- _Problem description_
Convert the lines of every row below into a JSON list of strings, one string per line, skipping blank lines and leaving out the pictures.

- _Region and label listings_
::::::

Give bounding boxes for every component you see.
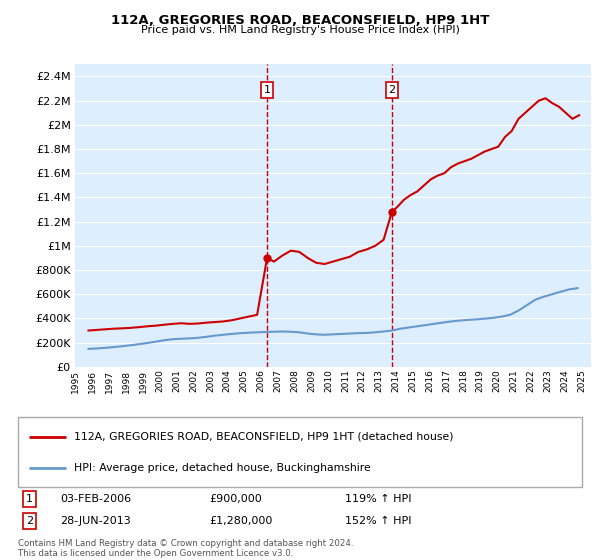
Text: 2006: 2006 (257, 370, 266, 393)
Text: 1995: 1995 (71, 370, 80, 393)
Text: 2018: 2018 (459, 370, 468, 393)
Text: 2020: 2020 (493, 370, 502, 393)
Text: 2: 2 (26, 516, 33, 526)
Text: 2004: 2004 (223, 370, 232, 393)
Text: Price paid vs. HM Land Registry's House Price Index (HPI): Price paid vs. HM Land Registry's House … (140, 25, 460, 35)
Text: HPI: Average price, detached house, Buckinghamshire: HPI: Average price, detached house, Buck… (74, 463, 371, 473)
Text: 2008: 2008 (290, 370, 299, 393)
Text: 1999: 1999 (139, 370, 148, 393)
Text: 2024: 2024 (560, 370, 569, 392)
Text: 112A, GREGORIES ROAD, BEACONSFIELD, HP9 1HT (detached house): 112A, GREGORIES ROAD, BEACONSFIELD, HP9 … (74, 432, 454, 442)
Text: 1: 1 (26, 494, 33, 504)
Text: 2010: 2010 (324, 370, 333, 393)
Text: 2002: 2002 (189, 370, 198, 393)
Text: 2016: 2016 (425, 370, 434, 393)
Text: 152% ↑ HPI: 152% ↑ HPI (345, 516, 412, 526)
Text: 2025: 2025 (577, 370, 586, 393)
Text: 112A, GREGORIES ROAD, BEACONSFIELD, HP9 1HT: 112A, GREGORIES ROAD, BEACONSFIELD, HP9 … (111, 14, 489, 27)
Text: 2023: 2023 (543, 370, 552, 393)
Text: £900,000: £900,000 (210, 494, 263, 504)
Text: Contains HM Land Registry data © Crown copyright and database right 2024.
This d: Contains HM Land Registry data © Crown c… (18, 539, 353, 558)
Text: 2019: 2019 (476, 370, 485, 393)
Text: 2003: 2003 (206, 370, 215, 393)
Text: 119% ↑ HPI: 119% ↑ HPI (345, 494, 412, 504)
Text: 2005: 2005 (239, 370, 248, 393)
Text: 03-FEB-2006: 03-FEB-2006 (60, 494, 131, 504)
Text: 2014: 2014 (391, 370, 400, 393)
Text: 1: 1 (263, 85, 271, 95)
Text: 2000: 2000 (155, 370, 164, 393)
Text: 2017: 2017 (442, 370, 451, 393)
Text: 2: 2 (388, 85, 395, 95)
Text: 2013: 2013 (374, 370, 383, 393)
Text: 2022: 2022 (526, 370, 535, 392)
Text: 1996: 1996 (88, 370, 97, 393)
Text: 1998: 1998 (122, 370, 131, 393)
Text: 2012: 2012 (358, 370, 367, 393)
Text: 2001: 2001 (172, 370, 181, 393)
Text: 2007: 2007 (274, 370, 283, 393)
Text: 28-JUN-2013: 28-JUN-2013 (60, 516, 131, 526)
Text: 1997: 1997 (105, 370, 114, 393)
Text: 2021: 2021 (509, 370, 518, 393)
Text: 2009: 2009 (307, 370, 316, 393)
Text: 2015: 2015 (409, 370, 418, 393)
Text: 2011: 2011 (341, 370, 350, 393)
FancyBboxPatch shape (18, 417, 582, 487)
Text: £1,280,000: £1,280,000 (210, 516, 273, 526)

::::::

- _Result of this task_
[
  "Give bounding boxes for every component you see.",
  "Text: 2006: 2006 (257, 370, 266, 393)",
  "Text: 1995: 1995 (71, 370, 80, 393)",
  "Text: 2018: 2018 (459, 370, 468, 393)",
  "Text: 2020: 2020 (493, 370, 502, 393)",
  "Text: 2: 2 (26, 516, 33, 526)",
  "Text: 2004: 2004 (223, 370, 232, 393)",
  "Text: Price paid vs. HM Land Registry's House Price Index (HPI): Price paid vs. HM Land Registry's House … (140, 25, 460, 35)",
  "Text: HPI: Average price, detached house, Buckinghamshire: HPI: Average price, detached house, Buck… (74, 463, 371, 473)",
  "Text: 2008: 2008 (290, 370, 299, 393)",
  "Text: 1999: 1999 (139, 370, 148, 393)",
  "Text: 2024: 2024 (560, 370, 569, 392)",
  "Text: 112A, GREGORIES ROAD, BEACONSFIELD, HP9 1HT (detached house): 112A, GREGORIES ROAD, BEACONSFIELD, HP9 … (74, 432, 454, 442)",
  "Text: 1: 1 (26, 494, 33, 504)",
  "Text: 2010: 2010 (324, 370, 333, 393)",
  "Text: 2002: 2002 (189, 370, 198, 393)",
  "Text: 2016: 2016 (425, 370, 434, 393)",
  "Text: 152% ↑ HPI: 152% ↑ HPI (345, 516, 412, 526)",
  "Text: 2025: 2025 (577, 370, 586, 393)",
  "Text: 112A, GREGORIES ROAD, BEACONSFIELD, HP9 1HT: 112A, GREGORIES ROAD, BEACONSFIELD, HP9 … (111, 14, 489, 27)",
  "Text: 2023: 2023 (543, 370, 552, 393)",
  "Text: £900,000: £900,000 (210, 494, 263, 504)",
  "Text: Contains HM Land Registry data © Crown copyright and database right 2024.",
  "This d: Contains HM Land Registry data © Crown c… (18, 539, 353, 558)",
  "Text: 2019: 2019 (476, 370, 485, 393)",
  "Text: 2003: 2003 (206, 370, 215, 393)",
  "Text: 119% ↑ HPI: 119% ↑ HPI (345, 494, 412, 504)",
  "Text: 2005: 2005 (239, 370, 248, 393)",
  "Text: 03-FEB-2006: 03-FEB-2006 (60, 494, 131, 504)",
  "Text: 2014: 2014 (391, 370, 400, 393)",
  "Text: 1: 1 (263, 85, 271, 95)",
  "Text: 2000: 2000 (155, 370, 164, 393)",
  "Text: 2017: 2017 (442, 370, 451, 393)",
  "Text: 2: 2 (388, 85, 395, 95)",
  "Text: 2013: 2013 (374, 370, 383, 393)",
  "Text: 2022: 2022 (526, 370, 535, 392)",
  "Text: 1996: 1996 (88, 370, 97, 393)",
  "Text: 1998: 1998 (122, 370, 131, 393)",
  "Text: 2012: 2012 (358, 370, 367, 393)",
  "Text: 2001: 2001 (172, 370, 181, 393)",
  "Text: 2007: 2007 (274, 370, 283, 393)",
  "Text: 28-JUN-2013: 28-JUN-2013 (60, 516, 131, 526)",
  "Text: 1997: 1997 (105, 370, 114, 393)",
  "Text: 2021: 2021 (509, 370, 518, 393)",
  "Text: 2009: 2009 (307, 370, 316, 393)",
  "Text: 2015: 2015 (409, 370, 418, 393)",
  "Text: 2011: 2011 (341, 370, 350, 393)",
  "FancyBboxPatch shape (18, 417, 582, 487)",
  "Text: £1,280,000: £1,280,000 (210, 516, 273, 526)"
]